• _WRITTEN INSTRUCTION_
Rewrite the items below so that every "data-point" becomes "plot-marker", keeping everything else the same. Leave the pictures out.

* Start TASK INPUT *

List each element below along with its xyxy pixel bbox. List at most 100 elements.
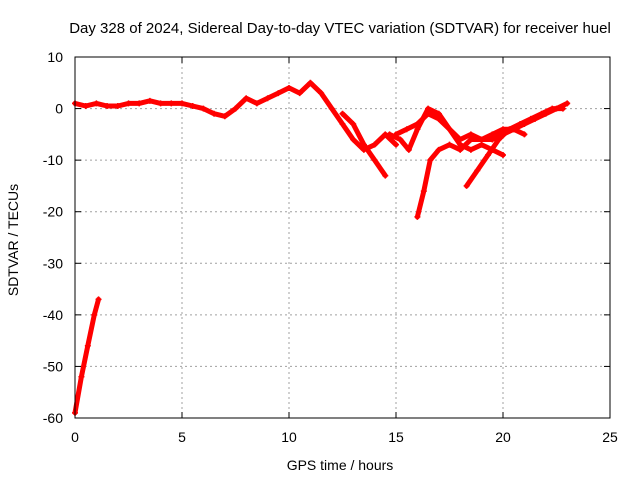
data-point [500,151,506,158]
y-tick-label: -40 [43,307,63,323]
data-point [168,100,175,107]
data-point [559,105,566,112]
data-point [264,95,271,102]
y-tick-label: -20 [43,204,63,220]
data-point [517,121,524,128]
data-point [435,110,442,117]
plot-frame [74,56,611,419]
data-point [405,146,412,153]
data-point [500,126,506,133]
data-point [93,100,100,107]
grid-lines [75,57,610,418]
data-point [360,141,367,148]
data-point [564,100,571,107]
data-point [478,141,485,148]
data-point [538,110,545,117]
data-point [427,157,434,164]
data-point [114,102,121,109]
data-point [91,311,98,318]
series-line [464,106,566,189]
data-point [435,146,442,153]
chart-title: Day 328 of 2024, Sidereal Day-to-day VTE… [69,20,611,37]
series-line [387,106,506,158]
data-point [211,110,218,117]
data-point [136,100,143,107]
data-point [179,100,185,107]
series-branch-d [414,126,528,220]
y-tick-label: 10 [47,49,63,65]
x-tick-label: 25 [602,429,618,445]
data-point [328,105,335,112]
data-point [125,100,132,107]
data-point [243,95,250,102]
series-branch-e [463,105,566,189]
data-point [425,105,432,112]
data-series [72,79,571,416]
x-axis-label: GPS time / hours [287,457,394,473]
y-tick-label: -50 [43,358,63,374]
data-point [489,136,496,143]
y-tick-label: -60 [43,410,63,426]
data-point [446,126,453,133]
data-point [104,102,111,109]
data-point [307,79,314,86]
data-point [371,157,378,164]
x-tick-label: 15 [388,429,404,445]
data-point [318,90,325,97]
data-point [506,126,513,133]
data-point [296,90,303,97]
data-point [253,100,260,107]
data-point [350,121,357,128]
data-point [527,115,534,122]
x-tick-label: 0 [71,429,79,445]
y-tick-label: 0 [55,101,63,117]
y-axis-label: SDTVAR / TECUs [5,184,21,296]
data-point [467,131,474,138]
data-point [478,136,485,143]
data-point [414,126,421,133]
data-point [549,105,556,112]
data-point [339,121,346,128]
data-point [463,182,470,189]
series-main [72,79,399,153]
data-point [414,213,421,220]
y-tick-label: -30 [43,255,63,271]
axis-ticks: 0 5 10 15 20 25 -60 -50 -40 -30 -20 -10 0 10 [43,49,618,445]
data-point [420,188,427,195]
data-point [339,110,346,117]
data-point [403,126,410,133]
data-point [286,84,292,91]
data-point [495,136,502,143]
data-point [84,342,91,349]
data-point [521,131,528,138]
series-branch-a [339,110,389,179]
data-point [82,102,89,109]
data-point [200,105,207,112]
y-tick-label: -10 [43,152,63,168]
data-point [157,100,164,107]
data-point [221,113,228,120]
data-point [397,136,404,143]
data-point [350,136,357,143]
data-point [95,296,102,303]
data-point [146,97,153,104]
data-point [393,141,399,148]
data-point [446,141,453,148]
x-tick-label: 5 [178,429,186,445]
data-point [275,90,282,97]
data-point [232,105,239,112]
x-tick-label: 10 [281,429,297,445]
data-point [78,373,85,380]
data-point [489,131,496,138]
data-point [457,146,464,153]
data-point [371,141,378,148]
series-early-ramp [72,296,102,416]
data-point [467,136,474,143]
data-point [189,102,196,109]
x-tick-label: 20 [495,429,511,445]
data-point [485,151,492,158]
data-point [467,146,474,153]
data-point [382,172,389,179]
data-point [474,167,481,174]
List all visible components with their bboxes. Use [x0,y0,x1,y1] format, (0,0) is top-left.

* End TASK INPUT *

• _EXERCISE RESULT_
List each element below along with its xyxy pixel bbox. List at most 100 elements.
plot-marker [500,151,506,158]
y-tick-label: -40 [43,307,63,323]
plot-marker [168,100,175,107]
plot-marker [559,105,566,112]
plot-marker [264,95,271,102]
y-tick-label: -20 [43,204,63,220]
plot-marker [517,121,524,128]
plot-marker [435,110,442,117]
plot-frame [74,56,611,419]
plot-marker [405,146,412,153]
plot-marker [500,126,506,133]
plot-marker [93,100,100,107]
grid-lines [75,57,610,418]
plot-marker [360,141,367,148]
plot-marker [564,100,571,107]
plot-marker [478,141,485,148]
plot-marker [538,110,545,117]
plot-marker [427,157,434,164]
plot-marker [114,102,121,109]
plot-marker [91,311,98,318]
series-line [464,106,566,189]
plot-marker [435,146,442,153]
chart-title: Day 328 of 2024, Sidereal Day-to-day VTE… [69,20,611,37]
series-line [387,106,506,158]
plot-marker [211,110,218,117]
plot-marker [136,100,143,107]
plot-marker [179,100,185,107]
series-branch-d [414,126,528,220]
y-tick-label: 10 [47,49,63,65]
x-tick-label: 25 [602,429,618,445]
plot-marker [328,105,335,112]
plot-marker [125,100,132,107]
plot-marker [243,95,250,102]
series-branch-e [463,105,566,189]
plot-marker [425,105,432,112]
data-series [72,79,571,416]
x-axis-label: GPS time / hours [287,457,394,473]
y-tick-label: -50 [43,358,63,374]
plot-marker [489,136,496,143]
y-tick-label: -60 [43,410,63,426]
plot-marker [446,126,453,133]
plot-marker [104,102,111,109]
plot-marker [307,79,314,86]
plot-marker [371,157,378,164]
x-tick-label: 15 [388,429,404,445]
plot-marker [318,90,325,97]
plot-marker [506,126,513,133]
plot-marker [296,90,303,97]
plot-marker [253,100,260,107]
plot-marker [350,121,357,128]
plot-marker [527,115,534,122]
x-tick-label: 0 [71,429,79,445]
y-tick-label: 0 [55,101,63,117]
y-axis-label: SDTVAR / TECUs [5,184,21,296]
plot-marker [467,131,474,138]
plot-marker [478,136,485,143]
plot-marker [414,126,421,133]
plot-marker [549,105,556,112]
plot-marker [339,121,346,128]
plot-marker [463,182,470,189]
series-main [72,79,399,153]
plot-marker [414,213,421,220]
y-tick-label: -30 [43,255,63,271]
axis-ticks: 0 5 10 15 20 25 -60 -50 -40 -30 -20 -10 0 10 [43,49,618,445]
plot-marker [420,188,427,195]
plot-marker [339,110,346,117]
plot-marker [403,126,410,133]
plot-marker [286,84,292,91]
plot-marker [495,136,502,143]
plot-marker [84,342,91,349]
plot-marker [521,131,528,138]
series-branch-a [339,110,389,179]
plot-marker [82,102,89,109]
plot-marker [200,105,207,112]
y-tick-label: -10 [43,152,63,168]
plot-marker [157,100,164,107]
plot-marker [221,113,228,120]
plot-marker [397,136,404,143]
plot-marker [350,136,357,143]
plot-marker [95,296,102,303]
plot-marker [146,97,153,104]
plot-marker [393,141,399,148]
plot-marker [446,141,453,148]
x-tick-label: 5 [178,429,186,445]
plot-marker [275,90,282,97]
plot-marker [232,105,239,112]
x-tick-label: 10 [281,429,297,445]
plot-marker [78,373,85,380]
plot-marker [489,131,496,138]
plot-marker [457,146,464,153]
plot-marker [371,141,378,148]
series-early-ramp [72,296,102,416]
plot-marker [467,136,474,143]
plot-marker [189,102,196,109]
x-tick-label: 20 [495,429,511,445]
plot-marker [485,151,492,158]
plot-marker [467,146,474,153]
plot-marker [382,172,389,179]
plot-marker [474,167,481,174]
List all visible components with their bboxes. Use [x0,y0,x1,y1] format, (0,0) is top-left.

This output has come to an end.